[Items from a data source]
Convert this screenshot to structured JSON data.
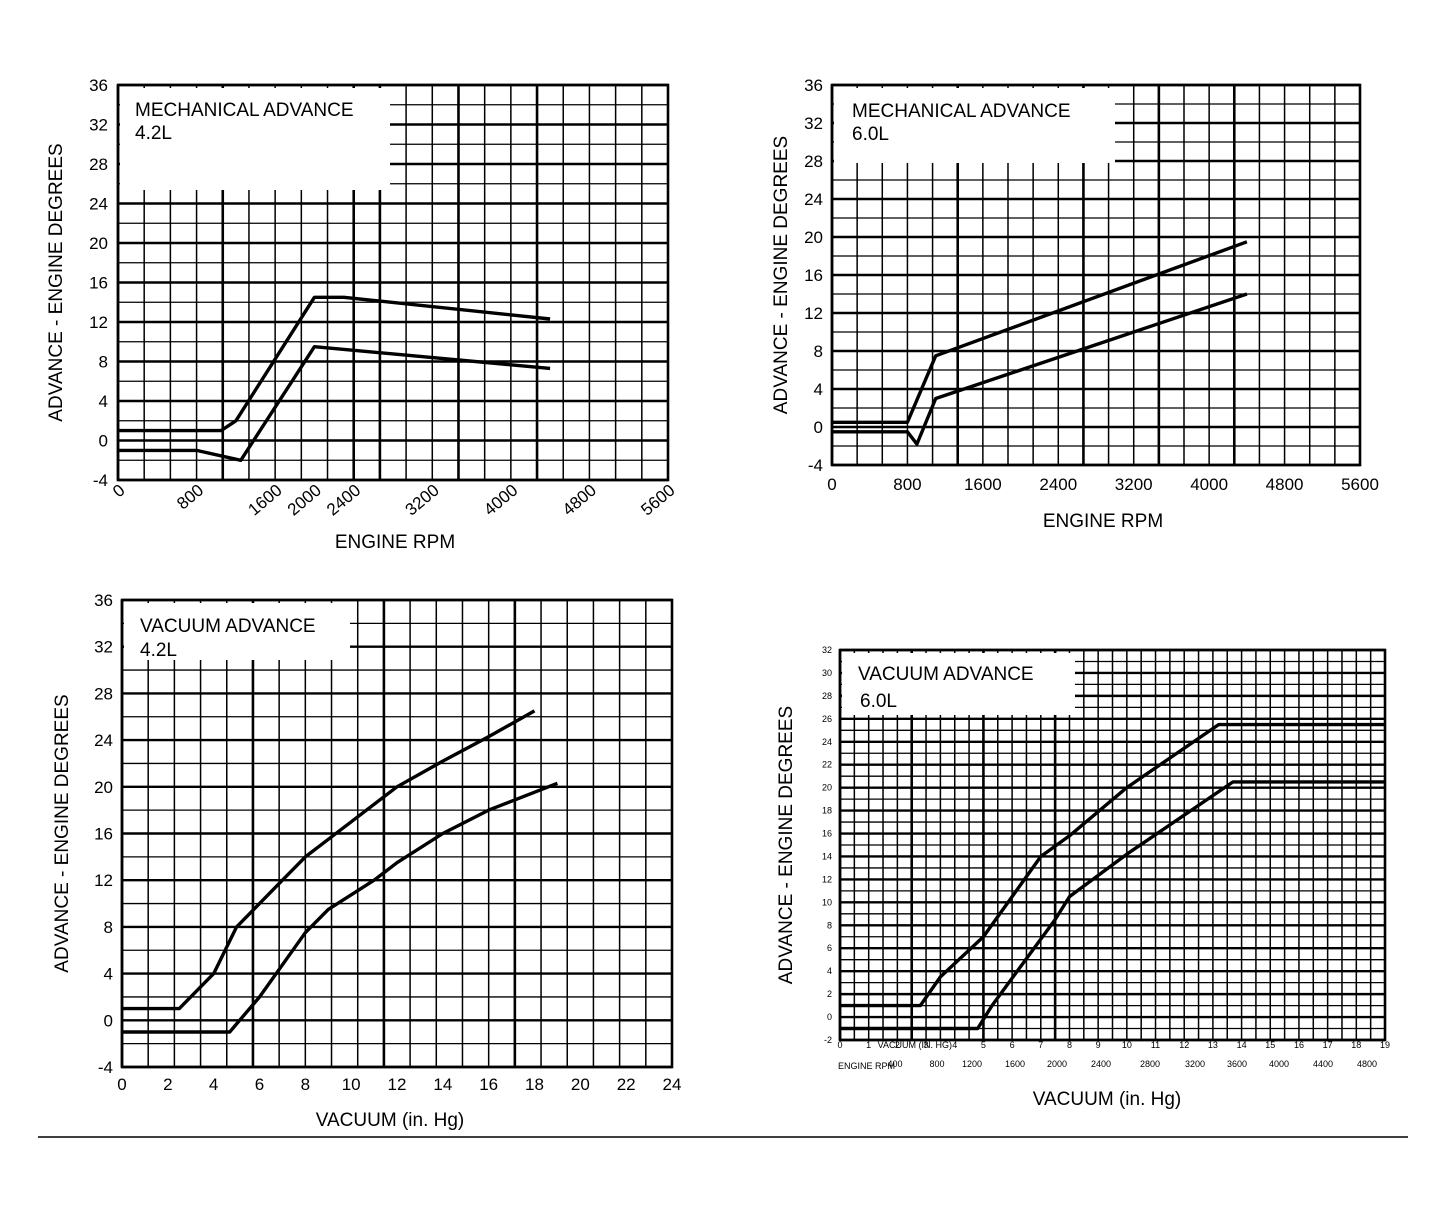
{
  "chart_data": [
    {
      "type": "line",
      "title": "MECHANICAL ADVANCE",
      "subtitle": "4.2L",
      "xlabel": "ENGINE RPM",
      "ylabel": "ADVANCE  -  ENGINE DEGREES",
      "xlim": [
        0,
        5600
      ],
      "ylim": [
        -4,
        36
      ],
      "x_ticks": [
        "0",
        "800",
        "1600",
        "2000",
        "2400",
        "3200",
        "4000",
        "4800",
        "5600"
      ],
      "y_ticks": [
        "36",
        "32",
        "28",
        "24",
        "20",
        "16",
        "12",
        "8",
        "4",
        "0",
        "-4"
      ],
      "grid": true,
      "series": [
        {
          "x": [
            0,
            1050,
            1200,
            2000,
            2300,
            4400
          ],
          "y": [
            1,
            1,
            2,
            14.5,
            14.5,
            12.3
          ]
        },
        {
          "x": [
            0,
            800,
            1250,
            2000,
            4400
          ],
          "y": [
            -1,
            -1,
            -2,
            9.5,
            7.3
          ]
        }
      ]
    },
    {
      "type": "line",
      "title": "MECHANICAL ADVANCE",
      "subtitle": "6.0L",
      "xlabel": "ENGINE RPM",
      "ylabel": "ADVANCE  -  ENGINE DEGREES",
      "xlim": [
        0,
        5600
      ],
      "ylim": [
        -4,
        36
      ],
      "x_ticks": [
        "0",
        "800",
        "1600",
        "2400",
        "3200",
        "4000",
        "4800",
        "5600"
      ],
      "y_ticks": [
        "36",
        "32",
        "28",
        "24",
        "20",
        "16",
        "12",
        "8",
        "4",
        "0",
        "-4"
      ],
      "grid": true,
      "series": [
        {
          "x": [
            0,
            800,
            1100,
            4400
          ],
          "y": [
            0.5,
            0.5,
            7.5,
            19.5
          ]
        },
        {
          "x": [
            0,
            800,
            900,
            1100,
            4400
          ],
          "y": [
            -0.5,
            -0.5,
            -1.8,
            3,
            14
          ]
        }
      ]
    },
    {
      "type": "line",
      "title": "VACUUM ADVANCE",
      "subtitle": "4.2L",
      "xlabel": "VACUUM (in. Hg)",
      "ylabel": "ADVANCE  -  ENGINE DEGREES",
      "xlim": [
        0,
        24
      ],
      "ylim": [
        -4,
        36
      ],
      "x_ticks": [
        "0",
        "2",
        "4",
        "6",
        "8",
        "10",
        "12",
        "14",
        "16",
        "18",
        "20",
        "22",
        "24"
      ],
      "y_ticks": [
        "36",
        "32",
        "28",
        "24",
        "20",
        "16",
        "12",
        "8",
        "4",
        "0",
        "-4"
      ],
      "grid": true,
      "series": [
        {
          "x": [
            0,
            2.5,
            4,
            5,
            7,
            8,
            9,
            10,
            12,
            14,
            16,
            18
          ],
          "y": [
            1,
            1,
            4,
            8,
            12,
            14,
            15.5,
            17,
            20,
            22.2,
            24.3,
            26.5
          ]
        },
        {
          "x": [
            0,
            4.7,
            6,
            8,
            9,
            11,
            12,
            14,
            16,
            19
          ],
          "y": [
            -1,
            -1,
            2,
            7.5,
            9.5,
            12,
            13.5,
            16,
            18,
            20.3
          ]
        }
      ]
    },
    {
      "type": "line",
      "title": "VACUUM ADVANCE",
      "subtitle": "6.0L",
      "xlabel": "VACUUM (in. Hg)",
      "ylabel": "ADVANCE  -  ENGINE DEGREES",
      "xlim": [
        0,
        19
      ],
      "ylim": [
        -2,
        32
      ],
      "x_ticks": [
        "0",
        "1",
        "2",
        "3",
        "4",
        "5",
        "6",
        "7",
        "8",
        "9",
        "10",
        "11",
        "12",
        "13",
        "14",
        "15",
        "16",
        "17",
        "18",
        "19"
      ],
      "x_ticks_title": "VACUUM (IN. HG)",
      "rpm_ticks_title": "ENGINE RPM",
      "rpm_ticks": [
        "400",
        "800",
        "1200",
        "1600",
        "2000",
        "2400",
        "2800",
        "3200",
        "3600",
        "4000",
        "4400",
        "4800"
      ],
      "y_ticks": [
        "32",
        "30",
        "28",
        "26",
        "24",
        "22",
        "20",
        "18",
        "16",
        "14",
        "12",
        "10",
        "8",
        "6",
        "4",
        "2",
        "0",
        "-2"
      ],
      "grid": true,
      "series": [
        {
          "x": [
            0,
            2.8,
            3.5,
            5,
            7,
            8,
            10,
            13.2,
            19
          ],
          "y": [
            1,
            1,
            3.5,
            7,
            14,
            15.8,
            20,
            25.5,
            25.5
          ]
        },
        {
          "x": [
            0,
            4.8,
            5.3,
            7.5,
            8,
            10,
            13.7,
            19
          ],
          "y": [
            -1,
            -1,
            1,
            8.5,
            10.5,
            14.2,
            20.5,
            20.5
          ]
        }
      ]
    }
  ]
}
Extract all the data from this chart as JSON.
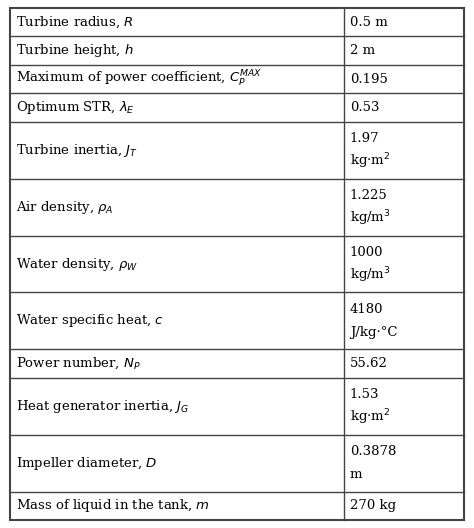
{
  "rows": [
    {
      "param": "Turbine radius, $R$",
      "value1": "0.5 m",
      "value2": "",
      "tall": false
    },
    {
      "param": "Turbine height, $h$",
      "value1": "2 m",
      "value2": "",
      "tall": false
    },
    {
      "param": "Maximum of power coefficient, $C_P^{MAX}$",
      "value1": "0.195",
      "value2": "",
      "tall": false
    },
    {
      "param": "Optimum STR, $\\lambda_E$",
      "value1": "0.53",
      "value2": "",
      "tall": false
    },
    {
      "param": "Turbine inertia, $J_T$",
      "value1": "1.97",
      "value2": "kg·m$^2$",
      "tall": true
    },
    {
      "param": "Air density, $\\rho_A$",
      "value1": "1.225",
      "value2": "kg/m$^3$",
      "tall": true
    },
    {
      "param": "Water density, $\\rho_W$",
      "value1": "1000",
      "value2": "kg/m$^3$",
      "tall": true
    },
    {
      "param": "Water specific heat, $c$",
      "value1": "4180",
      "value2": "J/kg·°C",
      "tall": true
    },
    {
      "param": "Power number, $N_P$",
      "value1": "55.62",
      "value2": "",
      "tall": false
    },
    {
      "param": "Heat generator inertia, $J_G$",
      "value1": "1.53",
      "value2": "kg·m$^2$",
      "tall": true
    },
    {
      "param": "Impeller diameter, $D$",
      "value1": "0.3878",
      "value2": "m",
      "tall": true
    },
    {
      "param": "Mass of liquid in the tank, $m$",
      "value1": "270 kg",
      "value2": "",
      "tall": false
    }
  ],
  "col_split": 0.735,
  "font_size": 9.5,
  "border_color": "#444444",
  "line_color": "#666666"
}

● **Directions for this task**: The records above need to be given again exactly. Omit the pictures.

● **Response to the exercise**:
Convert this screenshot to structured JSON data.
{
  "chart_data": [
    {
      "type": "line",
      "title": "MECHANICAL ADVANCE",
      "subtitle": "4.2L",
      "xlabel": "ENGINE RPM",
      "ylabel": "ADVANCE  -  ENGINE DEGREES",
      "xlim": [
        0,
        5600
      ],
      "ylim": [
        -4,
        36
      ],
      "x_ticks": [
        "0",
        "800",
        "1600",
        "2000",
        "2400",
        "3200",
        "4000",
        "4800",
        "5600"
      ],
      "y_ticks": [
        "36",
        "32",
        "28",
        "24",
        "20",
        "16",
        "12",
        "8",
        "4",
        "0",
        "-4"
      ],
      "grid": true,
      "series": [
        {
          "x": [
            0,
            1050,
            1200,
            2000,
            2300,
            4400
          ],
          "y": [
            1,
            1,
            2,
            14.5,
            14.5,
            12.3
          ]
        },
        {
          "x": [
            0,
            800,
            1250,
            2000,
            4400
          ],
          "y": [
            -1,
            -1,
            -2,
            9.5,
            7.3
          ]
        }
      ]
    },
    {
      "type": "line",
      "title": "MECHANICAL ADVANCE",
      "subtitle": "6.0L",
      "xlabel": "ENGINE RPM",
      "ylabel": "ADVANCE  -  ENGINE DEGREES",
      "xlim": [
        0,
        5600
      ],
      "ylim": [
        -4,
        36
      ],
      "x_ticks": [
        "0",
        "800",
        "1600",
        "2400",
        "3200",
        "4000",
        "4800",
        "5600"
      ],
      "y_ticks": [
        "36",
        "32",
        "28",
        "24",
        "20",
        "16",
        "12",
        "8",
        "4",
        "0",
        "-4"
      ],
      "grid": true,
      "series": [
        {
          "x": [
            0,
            800,
            1100,
            4400
          ],
          "y": [
            0.5,
            0.5,
            7.5,
            19.5
          ]
        },
        {
          "x": [
            0,
            800,
            900,
            1100,
            4400
          ],
          "y": [
            -0.5,
            -0.5,
            -1.8,
            3,
            14
          ]
        }
      ]
    },
    {
      "type": "line",
      "title": "VACUUM ADVANCE",
      "subtitle": "4.2L",
      "xlabel": "VACUUM (in. Hg)",
      "ylabel": "ADVANCE  -  ENGINE DEGREES",
      "xlim": [
        0,
        24
      ],
      "ylim": [
        -4,
        36
      ],
      "x_ticks": [
        "0",
        "2",
        "4",
        "6",
        "8",
        "10",
        "12",
        "14",
        "16",
        "18",
        "20",
        "22",
        "24"
      ],
      "y_ticks": [
        "36",
        "32",
        "28",
        "24",
        "20",
        "16",
        "12",
        "8",
        "4",
        "0",
        "-4"
      ],
      "grid": true,
      "series": [
        {
          "x": [
            0,
            2.5,
            4,
            5,
            7,
            8,
            9,
            10,
            12,
            14,
            16,
            18
          ],
          "y": [
            1,
            1,
            4,
            8,
            12,
            14,
            15.5,
            17,
            20,
            22.2,
            24.3,
            26.5
          ]
        },
        {
          "x": [
            0,
            4.7,
            6,
            8,
            9,
            11,
            12,
            14,
            16,
            19
          ],
          "y": [
            -1,
            -1,
            2,
            7.5,
            9.5,
            12,
            13.5,
            16,
            18,
            20.3
          ]
        }
      ]
    },
    {
      "type": "line",
      "title": "VACUUM ADVANCE",
      "subtitle": "6.0L",
      "xlabel": "VACUUM (in. Hg)",
      "ylabel": "ADVANCE  -  ENGINE DEGREES",
      "xlim": [
        0,
        19
      ],
      "ylim": [
        -2,
        32
      ],
      "x_ticks": [
        "0",
        "1",
        "2",
        "3",
        "4",
        "5",
        "6",
        "7",
        "8",
        "9",
        "10",
        "11",
        "12",
        "13",
        "14",
        "15",
        "16",
        "17",
        "18",
        "19"
      ],
      "x_ticks_title": "VACUUM (IN. HG)",
      "rpm_ticks_title": "ENGINE RPM",
      "rpm_ticks": [
        "400",
        "800",
        "1200",
        "1600",
        "2000",
        "2400",
        "2800",
        "3200",
        "3600",
        "4000",
        "4400",
        "4800"
      ],
      "y_ticks": [
        "32",
        "30",
        "28",
        "26",
        "24",
        "22",
        "20",
        "18",
        "16",
        "14",
        "12",
        "10",
        "8",
        "6",
        "4",
        "2",
        "0",
        "-2"
      ],
      "grid": true,
      "series": [
        {
          "x": [
            0,
            2.8,
            3.5,
            5,
            7,
            8,
            10,
            13.2,
            19
          ],
          "y": [
            1,
            1,
            3.5,
            7,
            14,
            15.8,
            20,
            25.5,
            25.5
          ]
        },
        {
          "x": [
            0,
            4.8,
            5.3,
            7.5,
            8,
            10,
            13.7,
            19
          ],
          "y": [
            -1,
            -1,
            1,
            8.5,
            10.5,
            14.2,
            20.5,
            20.5
          ]
        }
      ]
    }
  ]
}
Extract all the data from this chart as JSON.
{
  "rows": [
    {
      "param": "Turbine radius, $R$",
      "value1": "0.5 m",
      "value2": "",
      "tall": false
    },
    {
      "param": "Turbine height, $h$",
      "value1": "2 m",
      "value2": "",
      "tall": false
    },
    {
      "param": "Maximum of power coefficient, $C_P^{MAX}$",
      "value1": "0.195",
      "value2": "",
      "tall": false
    },
    {
      "param": "Optimum STR, $\\lambda_E$",
      "value1": "0.53",
      "value2": "",
      "tall": false
    },
    {
      "param": "Turbine inertia, $J_T$",
      "value1": "1.97",
      "value2": "kg·m$^2$",
      "tall": true
    },
    {
      "param": "Air density, $\\rho_A$",
      "value1": "1.225",
      "value2": "kg/m$^3$",
      "tall": true
    },
    {
      "param": "Water density, $\\rho_W$",
      "value1": "1000",
      "value2": "kg/m$^3$",
      "tall": true
    },
    {
      "param": "Water specific heat, $c$",
      "value1": "4180",
      "value2": "J/kg·°C",
      "tall": true
    },
    {
      "param": "Power number, $N_P$",
      "value1": "55.62",
      "value2": "",
      "tall": false
    },
    {
      "param": "Heat generator inertia, $J_G$",
      "value1": "1.53",
      "value2": "kg·m$^2$",
      "tall": true
    },
    {
      "param": "Impeller diameter, $D$",
      "value1": "0.3878",
      "value2": "m",
      "tall": true
    },
    {
      "param": "Mass of liquid in the tank, $m$",
      "value1": "270 kg",
      "value2": "",
      "tall": false
    }
  ],
  "col_split": 0.735,
  "font_size": 9.5,
  "border_color": "#444444",
  "line_color": "#666666"
}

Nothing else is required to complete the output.